A transcendent exhibition at the Smithsonian American Art Museum celebrates both the beauty of the American West and the powerful story of the immigrant artist who captured these dramatic landscapes with his distinct vision.
“Chiura Obata: American Modern” is a massive survey of Obata’s extraordinary and expansive career, encompassing grade school works, magazine covers, watercolors, sketchbooks, inks on paper and traditional Japanese sumi-e ink brush painting.
The exhibition mixes beautiful images with documentary history, iconic American landscapes with incredible American failure. It highlights immigrants’ important contributions while not shying away from the realities of the experience. And it contests the notion of the American canon of art even as it seeks to broaden it.
“What exactly is the American canon? And who gets to define that canon? And then we’re looking at Obata and trying to say, how does he fit in? But it’s the other way around — how his productive career challenges and also expands the definition of American art,” ShiPu Wang, professor of art history at the University of California, Merced, and the guest curator for the exhibition, told The Washington Diplomat.
Obata, born in 1885 in Japan, immigrated to San Francisco in 1903, becoming a significant artist of the American West who used his signature trans-Pacific style to produce bold landscape paintings of wonders such as the Grand Canyon. The retrospective also nods to the work of Obata’s wife, Haruko, an artist in her own right who specialized in Ikebana, the Japanese art of flower arrangement, and whose designs inspired many of his paintings.
“In terms of immigrants’ contributions … how do we look at them and fit them into a box? But, in fact, what they’re doing is either expanding the box or taking down the borders of the box. So putting Obata into the Smithsonian, really the biggest American art museum, the most important one, is [asking] to not only expand that wall, but also asking the nation to think about these issues,” Wang said, noting that this is the exhibition’s only East Coast venue as well as the final stop of a five-museum tour that started at UC Santa Barbara before going on to Salt Lake City, Sacramento and Okayama, Japan.
During World War II, Obata and his family were forcibly removed by the U.S. government from their home in Berkeley, Calif., where he had been an instructor in the university’s art department, and placed into one of the incarceration camps that housed roughly 120,000 West Coast Japanese Americans, simply owing to their Japanese ancestry. While Obata was interred, he created art schools to help his fellow prisoners while also painting, drawing and sketching what he saw in precise, vivid detail.
These fascinating, unforgettable images are a powerful part of the exhibition, revealing how he used art not only to document the beauty and promise of the United States, but also its stark realities. What’s most striking is the way he approaches the internment experience equally as an artist and reporter, working in a documentary fashion to capture the trauma and mundane aspects of daily life that he and other Japanese Americans lived through while remaining true to his artistry of brushstrokes and washes of color.

## TASKS TO CARRY OUT
(a) For the article on the Chiura Obata exhibition, decide whether each statement below agrees with it. Answer yes or no for each and quote the deciding words. (i) Obata immigrated to San Francisco in 1903. (ii) The Smithsonian is the first stop of the exhibition's tour. (iii) Obata's wife, Haruko, specialized in sumi-e ink brush painting.
(b) According to the article on the Chiura Obata exhibition, roughly how many West Coast Japanese Americans were held in the incarceration camps?
(c) Print the part of the article on the Chiura Obata exhibition that opens with the words containing "The exhibition mixes" and closes with "The Washington Diplomat.".

## COLLECTED MATERIAL
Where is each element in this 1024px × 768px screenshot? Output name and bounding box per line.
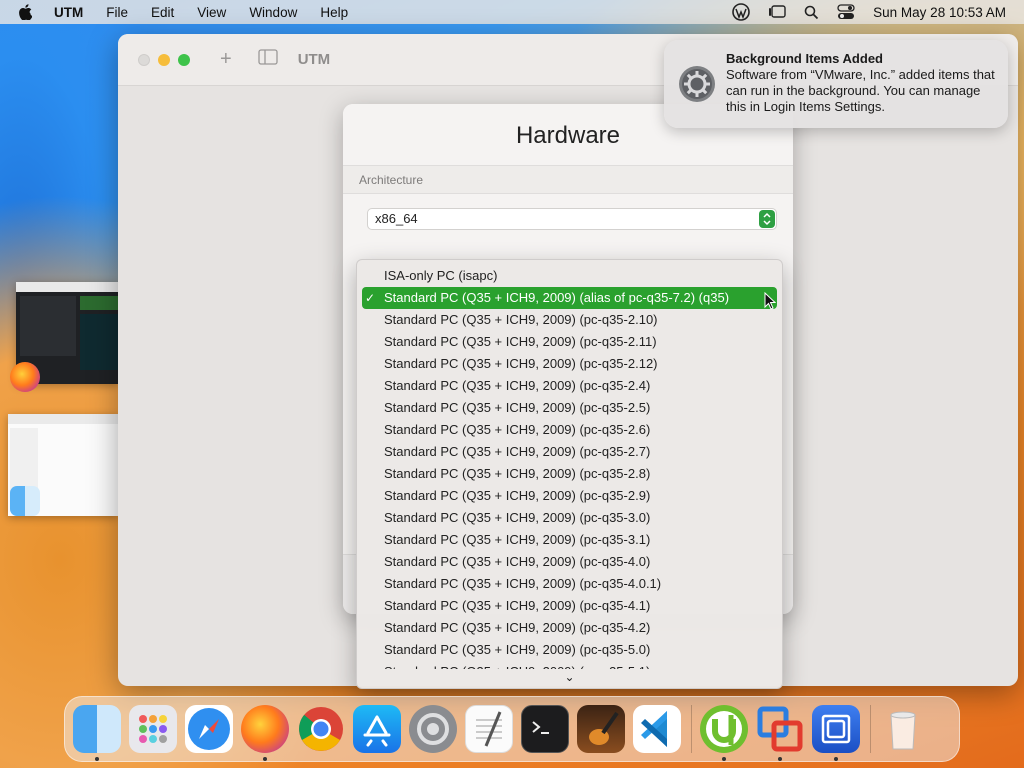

## ANSWERS PER TASK
(a)
(i) Yes: "immigrated to San Francisco in 1903"
(ii) No: "the final stop of a five-museum tour"
(iii) No: "specialized in Ikebana, the Japanese art of flower arrangement"

(b) Roughly 120,000.

(c)
The exhibition mixes beautiful images with documentary history, iconic American landscapes with incredible American failure. It highlights immigrants’ important contributions while not shying away from the realities of the experience. And it contests the notion of the American canon of art even as it seeks to broaden it.
“What exactly is the American canon? And who gets to define that canon? And then we’re looking at Obata and trying to say, how does he fit in? But it’s the other way around — how his productive career challenges and also expands the definition of American art,” ShiPu Wang, professor of art history at the University of California, Merced, and the guest curator for the exhibition, told The Washington Diplomat.